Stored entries
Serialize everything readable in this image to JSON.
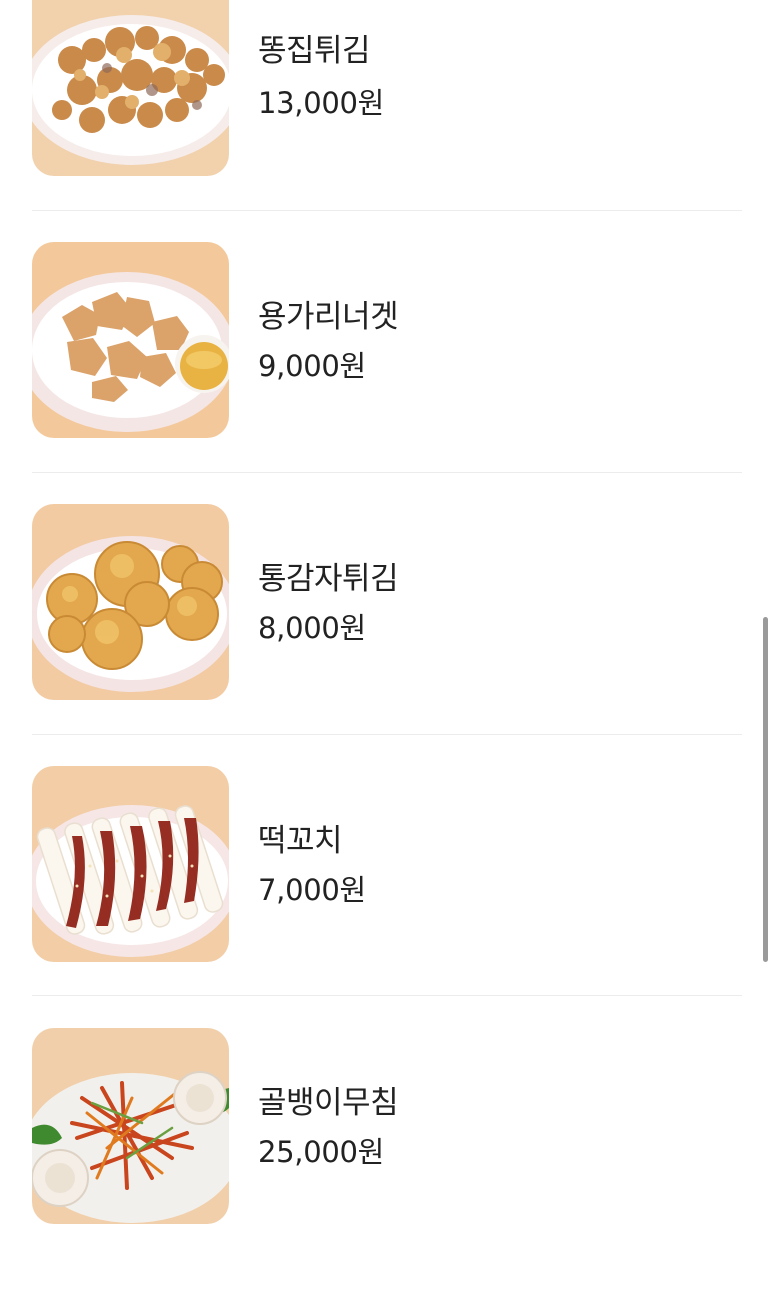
{
  "menu": {
    "items": [
      {
        "name": "똥집튀김",
        "price": "13,000원"
      },
      {
        "name": "용가리너겟",
        "price": "9,000원"
      },
      {
        "name": "통감자튀김",
        "price": "8,000원"
      },
      {
        "name": "떡꼬치",
        "price": "7,000원"
      },
      {
        "name": "골뱅이무침",
        "price": "25,000원"
      }
    ]
  },
  "colors": {
    "background_peach": "#f2cfa8",
    "fried_gold": "#d9a45c",
    "sauce_red": "#8e1d12",
    "text": "#222222",
    "divider": "#ececec"
  }
}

_What to do_:
Look through the material and copy each line that has "name".

_Response_:
        "name": "똥집튀김",
        "name": "용가리너겟",
        "name": "통감자튀김",
        "name": "떡꼬치",
        "name": "골뱅이무침",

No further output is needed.